● AIM OF THE TASK
Could you transcribe, character for character, every line from the start of the entries through the line containing "axis-year: 2010 xyxy=(1373,1342,1445,1378)", including that line?

● RECORDS FOR THIS TASK
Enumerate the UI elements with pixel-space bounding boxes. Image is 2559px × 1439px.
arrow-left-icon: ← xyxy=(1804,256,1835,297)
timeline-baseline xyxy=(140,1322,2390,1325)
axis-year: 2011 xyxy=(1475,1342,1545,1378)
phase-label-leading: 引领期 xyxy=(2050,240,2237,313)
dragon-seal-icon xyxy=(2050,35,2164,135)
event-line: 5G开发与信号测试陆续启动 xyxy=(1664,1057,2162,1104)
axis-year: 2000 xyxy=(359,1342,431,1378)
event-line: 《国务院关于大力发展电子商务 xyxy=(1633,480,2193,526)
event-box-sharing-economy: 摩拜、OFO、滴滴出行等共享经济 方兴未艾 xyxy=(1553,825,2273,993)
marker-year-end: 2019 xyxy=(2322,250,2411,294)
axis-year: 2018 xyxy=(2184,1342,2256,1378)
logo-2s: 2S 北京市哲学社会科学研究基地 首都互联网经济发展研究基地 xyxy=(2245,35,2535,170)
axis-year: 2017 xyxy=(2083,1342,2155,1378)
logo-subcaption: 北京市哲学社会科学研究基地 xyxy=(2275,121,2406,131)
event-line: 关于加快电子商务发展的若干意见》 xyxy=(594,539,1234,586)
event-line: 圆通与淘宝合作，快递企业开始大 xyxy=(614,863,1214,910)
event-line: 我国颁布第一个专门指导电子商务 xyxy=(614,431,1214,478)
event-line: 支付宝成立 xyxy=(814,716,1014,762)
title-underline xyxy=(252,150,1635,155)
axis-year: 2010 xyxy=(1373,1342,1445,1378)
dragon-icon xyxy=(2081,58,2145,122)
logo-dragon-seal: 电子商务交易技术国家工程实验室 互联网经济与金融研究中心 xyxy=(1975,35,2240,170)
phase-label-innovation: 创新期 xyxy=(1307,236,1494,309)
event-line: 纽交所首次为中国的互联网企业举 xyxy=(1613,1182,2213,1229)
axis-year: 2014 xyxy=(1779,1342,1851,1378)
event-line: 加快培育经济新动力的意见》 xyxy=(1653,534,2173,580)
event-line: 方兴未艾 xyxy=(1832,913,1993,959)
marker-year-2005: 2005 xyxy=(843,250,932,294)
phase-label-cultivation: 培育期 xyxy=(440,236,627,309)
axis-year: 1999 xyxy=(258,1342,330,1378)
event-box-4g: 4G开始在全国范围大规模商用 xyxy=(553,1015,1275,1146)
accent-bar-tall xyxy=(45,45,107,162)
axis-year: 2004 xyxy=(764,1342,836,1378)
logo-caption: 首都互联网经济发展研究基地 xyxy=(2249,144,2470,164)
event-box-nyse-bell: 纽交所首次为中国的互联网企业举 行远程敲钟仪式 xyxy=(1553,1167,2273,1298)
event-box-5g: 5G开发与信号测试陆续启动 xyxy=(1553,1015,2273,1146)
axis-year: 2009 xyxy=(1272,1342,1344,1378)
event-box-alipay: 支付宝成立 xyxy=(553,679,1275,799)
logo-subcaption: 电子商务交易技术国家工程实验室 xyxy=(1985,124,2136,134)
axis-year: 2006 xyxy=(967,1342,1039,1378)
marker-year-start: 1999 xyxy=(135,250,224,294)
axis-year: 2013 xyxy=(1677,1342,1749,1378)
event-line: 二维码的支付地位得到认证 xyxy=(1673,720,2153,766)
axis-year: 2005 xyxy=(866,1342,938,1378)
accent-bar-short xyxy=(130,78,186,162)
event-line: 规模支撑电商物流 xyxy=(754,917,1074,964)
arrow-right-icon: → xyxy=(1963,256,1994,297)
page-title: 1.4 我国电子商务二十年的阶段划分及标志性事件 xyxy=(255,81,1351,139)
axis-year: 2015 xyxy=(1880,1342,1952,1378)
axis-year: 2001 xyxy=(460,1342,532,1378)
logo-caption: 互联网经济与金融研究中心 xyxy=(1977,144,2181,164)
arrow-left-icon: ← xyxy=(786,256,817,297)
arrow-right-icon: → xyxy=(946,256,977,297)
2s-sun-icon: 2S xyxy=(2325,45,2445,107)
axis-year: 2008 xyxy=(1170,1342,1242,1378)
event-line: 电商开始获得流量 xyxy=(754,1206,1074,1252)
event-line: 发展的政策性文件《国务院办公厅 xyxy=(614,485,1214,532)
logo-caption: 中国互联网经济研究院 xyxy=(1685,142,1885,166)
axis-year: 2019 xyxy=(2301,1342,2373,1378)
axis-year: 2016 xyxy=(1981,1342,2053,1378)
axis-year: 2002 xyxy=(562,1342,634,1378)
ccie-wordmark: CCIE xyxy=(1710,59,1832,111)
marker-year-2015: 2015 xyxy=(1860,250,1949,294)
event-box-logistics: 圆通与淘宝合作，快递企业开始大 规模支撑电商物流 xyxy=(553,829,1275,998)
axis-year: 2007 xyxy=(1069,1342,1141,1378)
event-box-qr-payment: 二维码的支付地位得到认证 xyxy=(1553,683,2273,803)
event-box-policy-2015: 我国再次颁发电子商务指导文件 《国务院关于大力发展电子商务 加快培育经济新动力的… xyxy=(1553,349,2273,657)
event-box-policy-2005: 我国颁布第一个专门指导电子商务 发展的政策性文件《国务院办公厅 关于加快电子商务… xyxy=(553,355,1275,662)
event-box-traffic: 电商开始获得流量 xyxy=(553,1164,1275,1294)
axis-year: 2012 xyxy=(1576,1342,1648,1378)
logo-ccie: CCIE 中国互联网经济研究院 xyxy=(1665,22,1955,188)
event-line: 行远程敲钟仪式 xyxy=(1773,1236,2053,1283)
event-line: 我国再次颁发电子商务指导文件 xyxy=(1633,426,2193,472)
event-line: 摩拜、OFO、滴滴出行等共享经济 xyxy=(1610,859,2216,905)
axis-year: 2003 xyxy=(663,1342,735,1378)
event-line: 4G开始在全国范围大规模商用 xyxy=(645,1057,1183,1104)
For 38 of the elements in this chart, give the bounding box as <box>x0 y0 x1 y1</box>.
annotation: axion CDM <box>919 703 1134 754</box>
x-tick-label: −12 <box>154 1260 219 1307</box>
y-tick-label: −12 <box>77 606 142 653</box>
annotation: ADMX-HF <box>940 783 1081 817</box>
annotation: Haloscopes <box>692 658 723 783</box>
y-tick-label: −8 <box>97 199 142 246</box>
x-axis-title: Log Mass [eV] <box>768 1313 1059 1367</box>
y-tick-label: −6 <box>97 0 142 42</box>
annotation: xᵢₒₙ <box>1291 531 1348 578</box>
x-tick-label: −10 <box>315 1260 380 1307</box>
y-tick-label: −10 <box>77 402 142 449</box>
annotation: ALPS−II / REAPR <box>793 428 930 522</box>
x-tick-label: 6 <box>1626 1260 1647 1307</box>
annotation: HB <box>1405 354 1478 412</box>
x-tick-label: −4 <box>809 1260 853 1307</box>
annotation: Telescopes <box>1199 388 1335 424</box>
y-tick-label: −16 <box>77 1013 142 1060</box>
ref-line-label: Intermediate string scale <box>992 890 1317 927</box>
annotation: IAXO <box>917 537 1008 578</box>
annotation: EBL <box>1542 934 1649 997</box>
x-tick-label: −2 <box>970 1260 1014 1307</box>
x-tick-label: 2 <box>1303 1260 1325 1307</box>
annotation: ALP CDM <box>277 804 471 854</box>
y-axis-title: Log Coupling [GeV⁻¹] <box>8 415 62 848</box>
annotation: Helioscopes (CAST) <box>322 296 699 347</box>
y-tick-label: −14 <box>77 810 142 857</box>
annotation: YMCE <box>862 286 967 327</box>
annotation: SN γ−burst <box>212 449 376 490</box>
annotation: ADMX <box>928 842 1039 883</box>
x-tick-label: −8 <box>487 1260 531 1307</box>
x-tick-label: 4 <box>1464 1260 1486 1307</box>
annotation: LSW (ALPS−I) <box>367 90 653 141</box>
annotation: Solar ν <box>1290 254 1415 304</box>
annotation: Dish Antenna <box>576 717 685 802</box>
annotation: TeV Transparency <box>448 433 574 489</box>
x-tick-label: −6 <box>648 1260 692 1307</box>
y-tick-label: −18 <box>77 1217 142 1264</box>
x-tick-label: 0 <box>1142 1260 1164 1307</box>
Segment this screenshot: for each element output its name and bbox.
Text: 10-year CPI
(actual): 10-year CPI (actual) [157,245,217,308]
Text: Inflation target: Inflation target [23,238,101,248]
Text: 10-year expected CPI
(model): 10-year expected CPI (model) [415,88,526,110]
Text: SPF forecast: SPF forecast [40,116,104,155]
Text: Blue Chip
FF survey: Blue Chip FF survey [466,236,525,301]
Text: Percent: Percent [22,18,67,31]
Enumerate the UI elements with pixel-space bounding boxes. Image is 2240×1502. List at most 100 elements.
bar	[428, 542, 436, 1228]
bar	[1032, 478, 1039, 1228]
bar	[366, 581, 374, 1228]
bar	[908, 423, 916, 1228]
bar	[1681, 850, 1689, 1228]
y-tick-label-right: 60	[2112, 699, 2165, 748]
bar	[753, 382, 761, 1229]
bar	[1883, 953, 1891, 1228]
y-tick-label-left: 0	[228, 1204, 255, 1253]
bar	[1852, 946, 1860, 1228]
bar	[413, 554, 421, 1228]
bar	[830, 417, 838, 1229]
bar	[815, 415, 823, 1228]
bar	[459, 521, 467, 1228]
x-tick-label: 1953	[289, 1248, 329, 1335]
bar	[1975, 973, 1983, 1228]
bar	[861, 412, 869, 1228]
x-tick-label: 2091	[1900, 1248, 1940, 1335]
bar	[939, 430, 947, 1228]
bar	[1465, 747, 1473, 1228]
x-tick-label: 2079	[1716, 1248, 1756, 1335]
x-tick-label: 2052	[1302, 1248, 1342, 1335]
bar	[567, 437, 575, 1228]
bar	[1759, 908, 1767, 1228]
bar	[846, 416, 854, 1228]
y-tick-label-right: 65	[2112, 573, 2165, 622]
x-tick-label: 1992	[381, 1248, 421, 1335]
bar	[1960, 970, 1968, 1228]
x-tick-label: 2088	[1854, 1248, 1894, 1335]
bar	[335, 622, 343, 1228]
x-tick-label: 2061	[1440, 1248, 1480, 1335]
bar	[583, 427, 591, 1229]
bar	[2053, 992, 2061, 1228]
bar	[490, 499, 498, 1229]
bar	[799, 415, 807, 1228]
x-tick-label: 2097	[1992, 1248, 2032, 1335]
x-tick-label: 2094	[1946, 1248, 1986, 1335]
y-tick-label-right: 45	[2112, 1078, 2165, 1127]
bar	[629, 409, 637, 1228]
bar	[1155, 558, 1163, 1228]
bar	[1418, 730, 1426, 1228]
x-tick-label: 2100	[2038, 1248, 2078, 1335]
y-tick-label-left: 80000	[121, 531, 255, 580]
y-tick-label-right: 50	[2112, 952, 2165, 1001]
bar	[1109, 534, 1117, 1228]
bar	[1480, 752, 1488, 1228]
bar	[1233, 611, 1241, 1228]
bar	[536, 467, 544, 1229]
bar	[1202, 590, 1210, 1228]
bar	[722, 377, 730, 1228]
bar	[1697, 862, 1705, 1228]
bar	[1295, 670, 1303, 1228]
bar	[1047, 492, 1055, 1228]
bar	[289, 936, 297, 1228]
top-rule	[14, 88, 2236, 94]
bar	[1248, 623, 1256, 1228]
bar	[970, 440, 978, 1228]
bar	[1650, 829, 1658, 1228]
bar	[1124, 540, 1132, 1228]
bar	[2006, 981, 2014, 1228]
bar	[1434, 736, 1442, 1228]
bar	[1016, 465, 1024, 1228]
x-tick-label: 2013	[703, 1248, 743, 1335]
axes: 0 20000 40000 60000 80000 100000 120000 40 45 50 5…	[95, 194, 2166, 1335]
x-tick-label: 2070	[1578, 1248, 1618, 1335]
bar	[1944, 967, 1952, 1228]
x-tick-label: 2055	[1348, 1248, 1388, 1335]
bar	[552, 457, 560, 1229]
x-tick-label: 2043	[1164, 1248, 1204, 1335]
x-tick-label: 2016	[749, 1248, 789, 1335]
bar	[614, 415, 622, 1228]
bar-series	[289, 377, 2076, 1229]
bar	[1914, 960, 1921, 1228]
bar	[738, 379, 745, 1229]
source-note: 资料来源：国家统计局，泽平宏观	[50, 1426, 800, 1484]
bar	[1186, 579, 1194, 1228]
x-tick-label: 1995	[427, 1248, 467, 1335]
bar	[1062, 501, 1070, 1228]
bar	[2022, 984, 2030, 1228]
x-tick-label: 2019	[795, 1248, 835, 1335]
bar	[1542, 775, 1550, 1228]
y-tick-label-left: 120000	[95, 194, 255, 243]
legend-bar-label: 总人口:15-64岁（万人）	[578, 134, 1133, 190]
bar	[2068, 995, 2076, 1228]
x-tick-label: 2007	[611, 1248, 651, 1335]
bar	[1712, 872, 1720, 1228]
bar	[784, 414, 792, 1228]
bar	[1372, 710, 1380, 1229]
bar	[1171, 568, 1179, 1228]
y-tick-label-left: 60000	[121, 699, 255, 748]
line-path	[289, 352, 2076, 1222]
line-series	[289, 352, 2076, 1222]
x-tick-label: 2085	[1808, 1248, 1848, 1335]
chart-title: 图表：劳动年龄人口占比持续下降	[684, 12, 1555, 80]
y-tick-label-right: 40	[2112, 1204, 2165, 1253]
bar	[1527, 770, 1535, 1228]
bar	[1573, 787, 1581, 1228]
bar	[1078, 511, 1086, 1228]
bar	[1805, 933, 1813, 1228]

● COMPLETE ANSWER
Enumerate the UI elements with pixel-space bounding boxes. Image is 2559px × 1439px.
arrow-left-icon: ← xyxy=(1804,256,1835,297)
timeline-baseline xyxy=(140,1322,2390,1325)
axis-year: 2011 xyxy=(1475,1342,1545,1378)
phase-label-leading: 引领期 xyxy=(2050,240,2237,313)
dragon-seal-icon xyxy=(2050,35,2164,135)
event-line: 5G开发与信号测试陆续启动 xyxy=(1664,1057,2162,1104)
axis-year: 2000 xyxy=(359,1342,431,1378)
event-line: 《国务院关于大力发展电子商务 xyxy=(1633,480,2193,526)
event-box-sharing-economy: 摩拜、OFO、滴滴出行等共享经济 方兴未艾 xyxy=(1553,825,2273,993)
marker-year-end: 2019 xyxy=(2322,250,2411,294)
axis-year: 2018 xyxy=(2184,1342,2256,1378)
logo-2s: 2S 北京市哲学社会科学研究基地 首都互联网经济发展研究基地 xyxy=(2245,35,2535,170)
axis-year: 2017 xyxy=(2083,1342,2155,1378)
logo-subcaption: 北京市哲学社会科学研究基地 xyxy=(2275,121,2406,131)
event-line: 关于加快电子商务发展的若干意见》 xyxy=(594,539,1234,586)
event-line: 圆通与淘宝合作，快递企业开始大 xyxy=(614,863,1214,910)
event-line: 我国颁布第一个专门指导电子商务 xyxy=(614,431,1214,478)
event-line: 支付宝成立 xyxy=(814,716,1014,762)
title-underline xyxy=(252,150,1635,155)
axis-year: 2010 xyxy=(1373,1342,1445,1378)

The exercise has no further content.